INSTRUCTION -
Pull out every line of the listing below where "depreciation" appears.

_ _ _ _ _

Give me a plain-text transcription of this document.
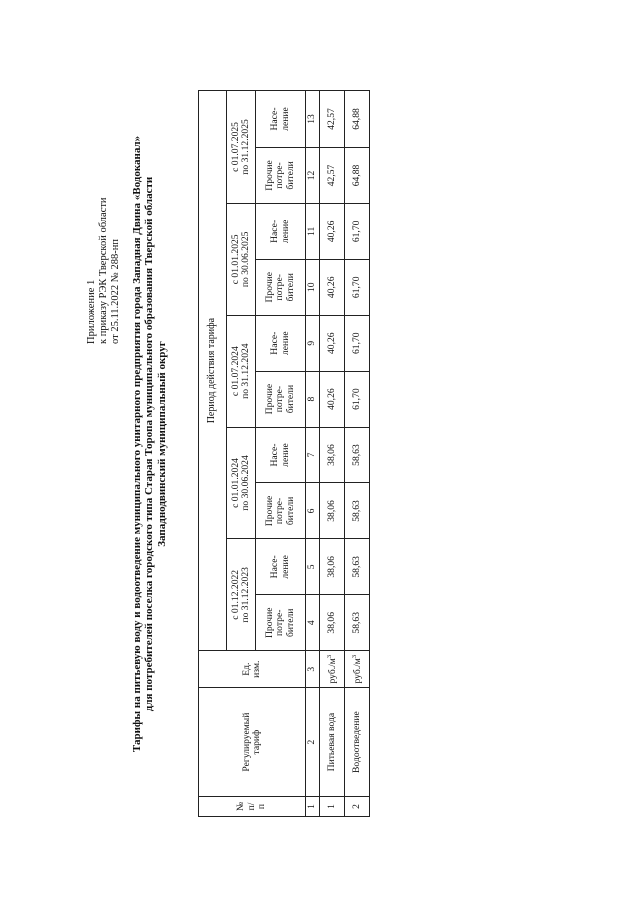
Приложение 1 к приказу РЭК Тверской области от 25.11.2022 № 288-нп Тарифы на питьевую воду и водоотведение муниципального унитарного предприятия города Западная Двина «Водоканал» для потребителей поселка городского типа Старая Торопа муниципального образования Тверской области Западнодвинский муниципальный округ
№ п/ п	Регулируемый тариф	Ед. изм.	Период действия тарифа									

			с 01.12.2022 по 31.12.2023		с 01.01.2024 по 30.06.2024		с 01.07.2024 по 31.12.2024		с 01.01.2025 по 30.06.2025		с 01.07.2025 по 31.12.2025	

			Прочие потре- бители	Насе- ление	Прочие потре- бители	Насе- ление	Прочие потре- бители	Насе- ление	Прочие потре- бители	Насе- ление	Прочие потре- бители	Насе- ление

1	2	3	4	5	6	7	8	9	10	11	12	13
1	Питьевая вода	$руб./м^3$	38,06	38,06	38,06	38,06	40,26	40,26	40,26	40,26	42,57	42,57
2	Водоотведение	$руб./м^3$	58,63	58,63	58,63	58,63	61,70	61,70	61,70	61,70	64,88	64,88
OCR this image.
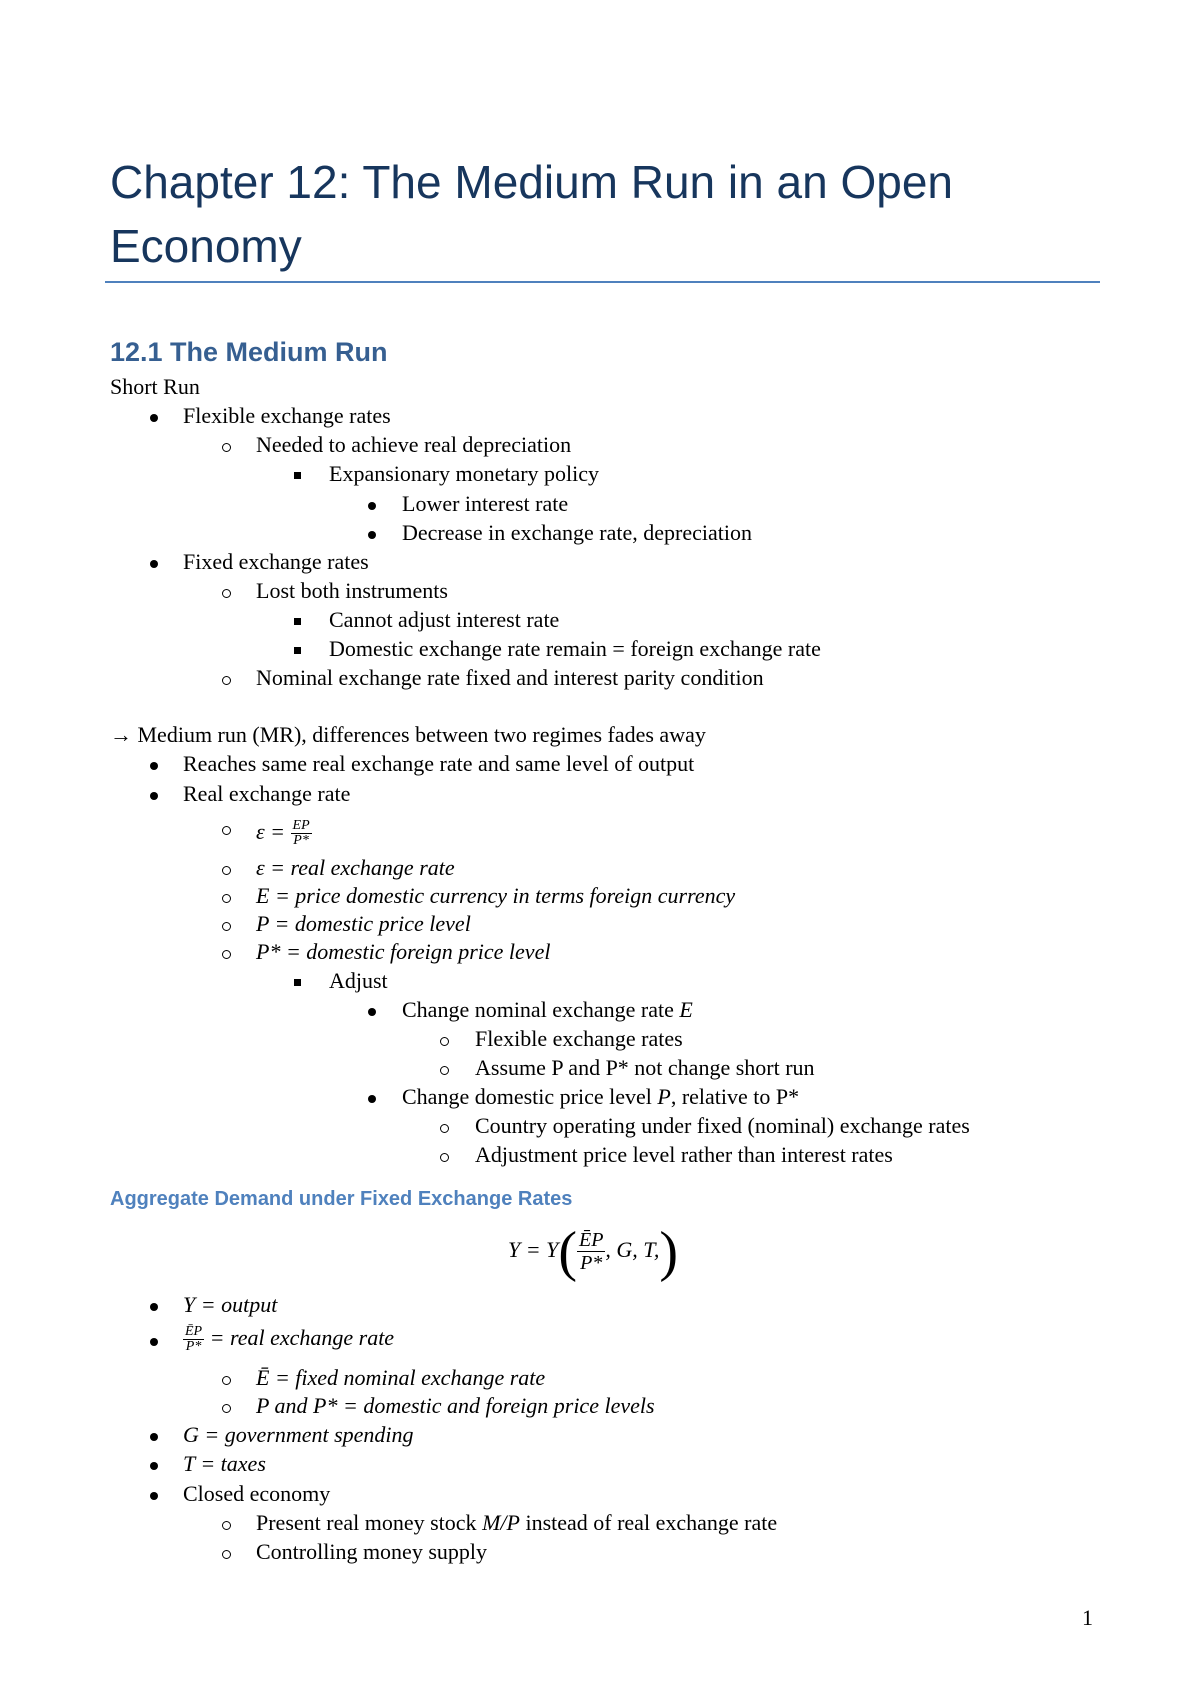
Chapter 12: The Medium Run in an Open
Economy
12.1 The Medium Run
Short Run
Flexible exchange rates
Needed to achieve real depreciation
Expansionary monetary policy
Lower interest rate
Decrease in exchange rate, depreciation
Fixed exchange rates
Lost both instruments
Cannot adjust interest rate
Domestic exchange rate remain = foreign exchange rate
Nominal exchange rate fixed and interest parity condition
→ Medium run (MR), differences between two regimes fades away
Reaches same real exchange rate and same level of output
Real exchange rate
$\varepsilon = \frac{EP}{P*}$
ε = real exchange rate
E = price domestic currency in terms foreign currency
P = domestic price level
P* = domestic foreign price level
Adjust
Change nominal exchange rate E
Flexible exchange rates
Assume P and P* not change short run
Change domestic price level P, relative to P*
Country operating under fixed (nominal) exchange rates
Adjustment price level rather than interest rates
Aggregate Demand under Fixed Exchange Rates
$Y = Y( \frac{ĒP}{P*}$ , G, T,)
Y = output
$\frac{ĒP}{P*}$ = real exchange rate
Ē = fixed nominal exchange rate
P and P* = domestic and foreign price levels
G = government spending
T = taxes
Closed economy
Present real money stock M/P instead of real exchange rate
Controlling money supply
1
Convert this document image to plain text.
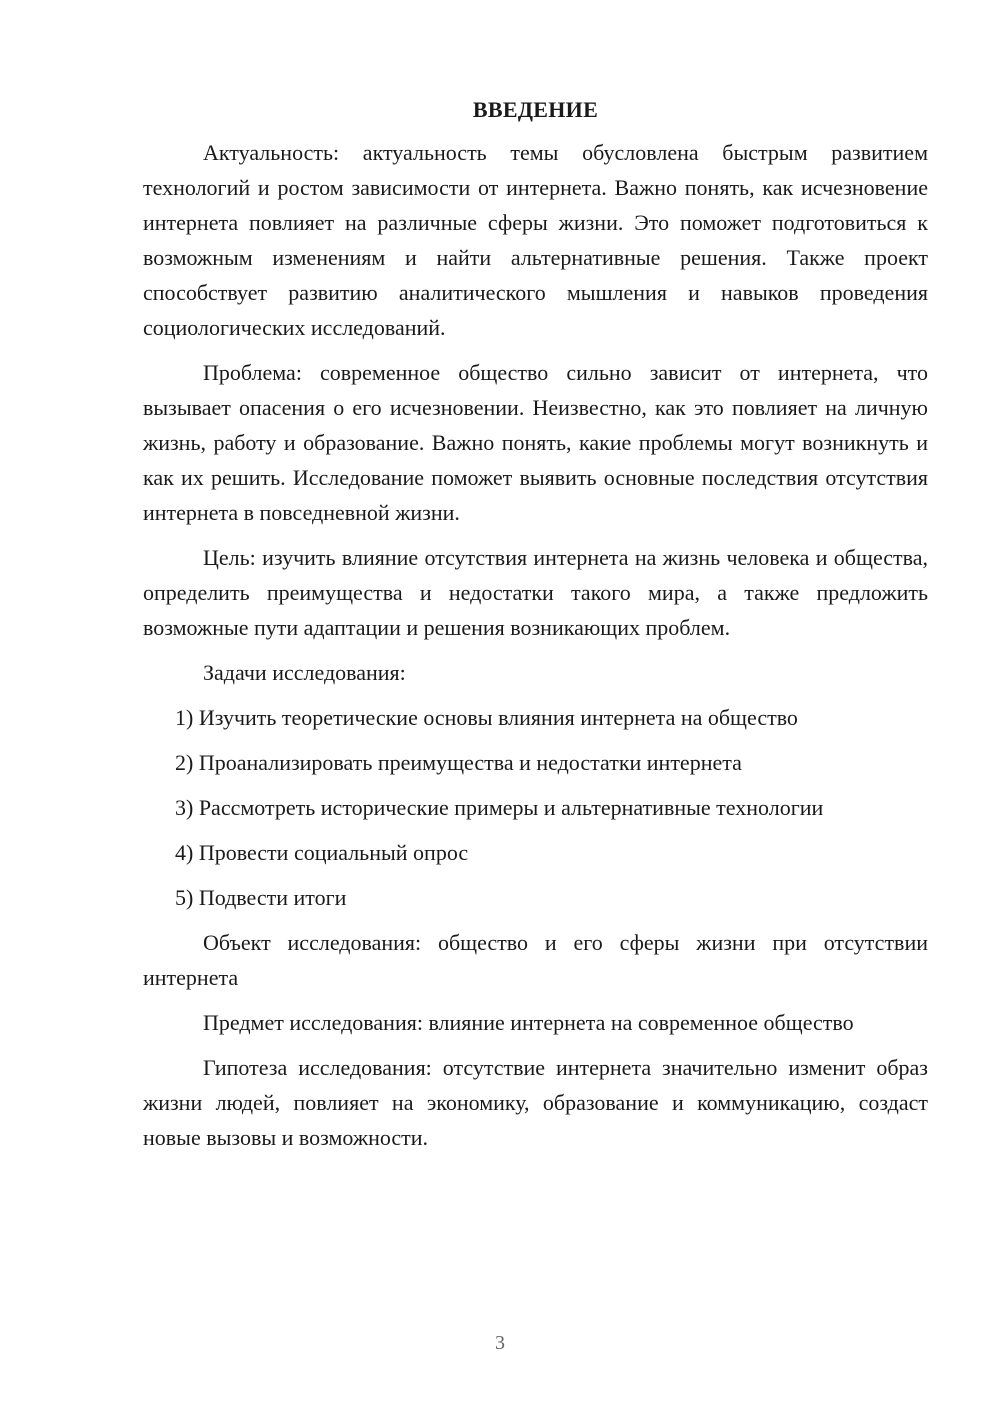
ВВЕДЕНИЕ

Актуальность: актуальность темы обусловлена быстрым развитием технологий и ростом зависимости от интернета. Важно понять, как исчезновение интернета повлияет на различные сферы жизни. Это поможет подготовиться к возможным изменениям и найти альтернативные решения. Также проект способствует развитию аналитического мышления и навыков проведения социологических исследований.

Проблема: современное общество сильно зависит от интернета, что вызывает опасения о его исчезновении. Неизвестно, как это повлияет на личную жизнь, работу и образование. Важно понять, какие проблемы могут возникнуть и как их решить. Исследование поможет выявить основные последствия отсутствия интернета в повседневной жизни.

Цель: изучить влияние отсутствия интернета на жизнь человека и общества, определить преимущества и недостатки такого мира, а также предложить возможные пути адаптации и решения возникающих проблем.

Задачи исследования:

1) Изучить теоретические основы влияния интернета на общество
2) Проанализировать преимущества и недостатки интернета
3) Рассмотреть исторические примеры и альтернативные технологии
4) Провести социальный опрос
5) Подвести итоги

Объект исследования: общество и его сферы жизни при отсутствии интернета

Предмет исследования: влияние интернета на современное общество

Гипотеза исследования: отсутствие интернета значительно изменит образ жизни людей, повлияет на экономику, образование и коммуникацию, создаст новые вызовы и возможности.

3
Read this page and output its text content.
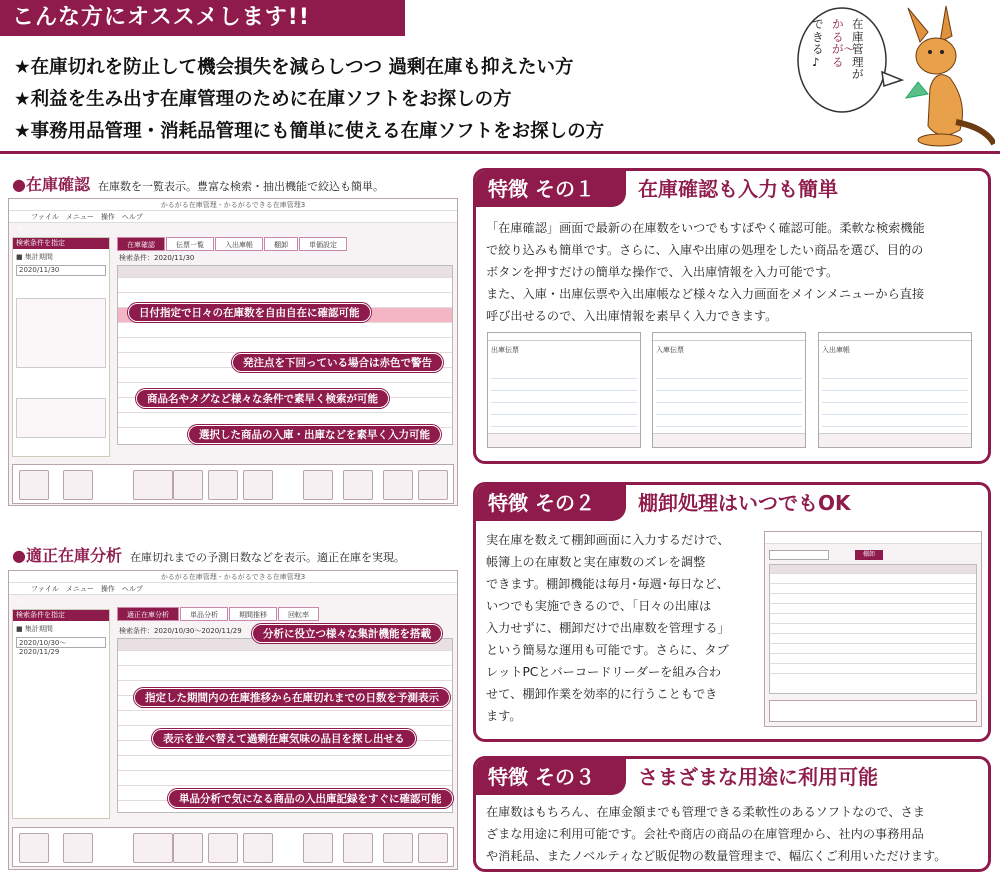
こんな方にオススメします!!
★在庫切れを防止して機会損失を減らしつつ 過剰在庫も抑えたい方
★利益を生み出す在庫管理のために在庫ソフトをお探しの方
★事務用品管理・消耗品管理にも簡単に使える在庫ソフトをお探しの方
在庫管理が
かるが〜る
できる♪
●在庫確認 在庫数を一覧表示。豊富な検索・抽出機能で絞込も簡単。
かるがる在庫管理 - かるがるできる在庫管理3
ル
ファイル　メニュー　操作　ヘルプ
検索条件を指定
■ 集計期間
2020/11/30
在庫確認	伝票一覧	入出庫帳	棚卸	単価設定
検索条件：2020/11/30
日付指定で日々の在庫数を自由自在に確認可能
発注点を下回っている場合は赤色で警告
商品名やタグなど様々な条件で素早く検索が可能
選択した商品の入庫・出庫などを素早く入力可能
●適正在庫分析 在庫切れまでの予測日数などを表示。適正在庫を実現。
かるがる在庫管理 - かるがるできる在庫管理3
ル
ファイル　メニュー　操作　ヘルプ
検索条件を指定
■ 集計期間
2020/10/30〜2020/11/29
適正在庫分析	単品分析	期間推移	回転率
検索条件：2020/10/30〜2020/11/29	分析に役立つ様々な集計機能を搭載
指定した期間内の在庫推移から在庫切れまでの日数を予測表示
表示を並べ替えて過剰在庫気味の品目を探し出せる
単品分析で気になる商品の入出庫記録をすぐに確認可能
特徴 その１	在庫確認も入力も簡単
「在庫確認」画面で最新の在庫数をいつでもすばやく確認可能。柔軟な検索機能
で絞り込みも簡単です。さらに、入庫や出庫の処理をしたい商品を選び、目的の
ボタンを押すだけの簡単な操作で、入出庫情報を入力可能です。
また、入庫・出庫伝票や入出庫帳など様々な入力画面をメインメニューから直接
呼び出せるので、入出庫情報を素早く入力できます。
出庫伝票	入庫伝票	入出庫帳
特徴 その２	棚卸処理はいつでもOK
実在庫を数えて棚卸画面に入力するだけで、
帳簿上の在庫数と実在庫数のズレを調整
できます。棚卸機能は毎月･毎週･毎日など、
いつでも実施できるので、「日々の出庫は
入力せずに、棚卸だけで出庫数を管理する」
という簡易な運用も可能です。さらに、タブ
レットPCとバーコードリーダーを組み合わ
せて、棚卸作業を効率的に行うこともでき
ます。
棚卸
特徴 その３	さまざまな用途に利用可能
在庫数はもちろん、在庫金額までも管理できる柔軟性のあるソフトなので、さま
ざまな用途に利用可能です。会社や商店の商品の在庫管理から、社内の事務用品
や消耗品、またノベルティなど販促物の数量管理まで、幅広くご利用いただけます。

_ _ _ _ _

PROBLEM SOLUTION -
Needed to achieve real depreciation
Decrease in exchange rate, depreciation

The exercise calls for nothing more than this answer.